- WHAT TO PRODUCE -
Restate each of the lines below word for word and drop every picture.

- EXERCISE INPUTS -
--- Start ---

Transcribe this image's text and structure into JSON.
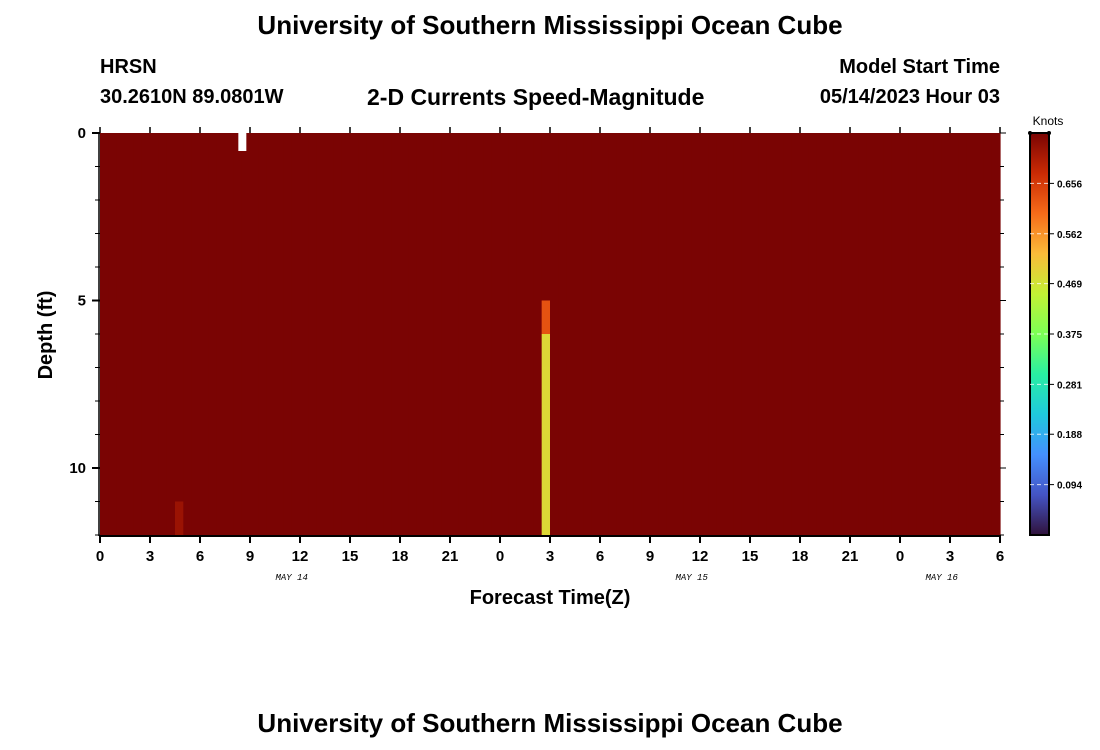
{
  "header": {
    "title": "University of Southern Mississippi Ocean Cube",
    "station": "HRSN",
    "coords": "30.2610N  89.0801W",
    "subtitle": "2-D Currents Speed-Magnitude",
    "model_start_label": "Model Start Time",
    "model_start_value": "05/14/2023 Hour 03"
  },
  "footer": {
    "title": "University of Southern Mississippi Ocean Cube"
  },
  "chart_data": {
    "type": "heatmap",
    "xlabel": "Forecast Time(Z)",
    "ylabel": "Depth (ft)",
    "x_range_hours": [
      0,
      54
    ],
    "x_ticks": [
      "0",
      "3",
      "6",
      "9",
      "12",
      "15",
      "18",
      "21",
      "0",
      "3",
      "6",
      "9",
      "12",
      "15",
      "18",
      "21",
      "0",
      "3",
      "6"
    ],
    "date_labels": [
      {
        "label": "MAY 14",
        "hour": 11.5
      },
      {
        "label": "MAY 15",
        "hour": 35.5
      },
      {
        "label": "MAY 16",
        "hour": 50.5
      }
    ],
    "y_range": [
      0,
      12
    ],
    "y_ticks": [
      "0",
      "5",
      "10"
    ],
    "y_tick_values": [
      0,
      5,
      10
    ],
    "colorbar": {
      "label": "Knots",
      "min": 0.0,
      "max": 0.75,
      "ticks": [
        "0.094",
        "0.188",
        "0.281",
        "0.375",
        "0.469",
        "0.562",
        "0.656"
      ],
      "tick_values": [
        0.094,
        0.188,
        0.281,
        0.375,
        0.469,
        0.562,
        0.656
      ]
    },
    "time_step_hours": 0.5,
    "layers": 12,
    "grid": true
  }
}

--- End ---

- FINAL RESULT -
Transcribe this image's text and structure into JSON.
{
  "header": {
    "title": "University of Southern Mississippi Ocean Cube",
    "station": "HRSN",
    "coords": "30.2610N  89.0801W",
    "subtitle": "2-D Currents Speed-Magnitude",
    "model_start_label": "Model Start Time",
    "model_start_value": "05/14/2023 Hour 03"
  },
  "footer": {
    "title": "University of Southern Mississippi Ocean Cube"
  },
  "chart_data": {
    "type": "heatmap",
    "xlabel": "Forecast Time(Z)",
    "ylabel": "Depth (ft)",
    "x_range_hours": [
      0,
      54
    ],
    "x_ticks": [
      "0",
      "3",
      "6",
      "9",
      "12",
      "15",
      "18",
      "21",
      "0",
      "3",
      "6",
      "9",
      "12",
      "15",
      "18",
      "21",
      "0",
      "3",
      "6"
    ],
    "date_labels": [
      {
        "label": "MAY 14",
        "hour": 11.5
      },
      {
        "label": "MAY 15",
        "hour": 35.5
      },
      {
        "label": "MAY 16",
        "hour": 50.5
      }
    ],
    "y_range": [
      0,
      12
    ],
    "y_ticks": [
      "0",
      "5",
      "10"
    ],
    "y_tick_values": [
      0,
      5,
      10
    ],
    "colorbar": {
      "label": "Knots",
      "min": 0.0,
      "max": 0.75,
      "ticks": [
        "0.094",
        "0.188",
        "0.281",
        "0.375",
        "0.469",
        "0.562",
        "0.656"
      ],
      "tick_values": [
        0.094,
        0.188,
        0.281,
        0.375,
        0.469,
        0.562,
        0.656
      ]
    },
    "time_step_hours": 0.5,
    "layers": 12,
    "grid": true
  }
}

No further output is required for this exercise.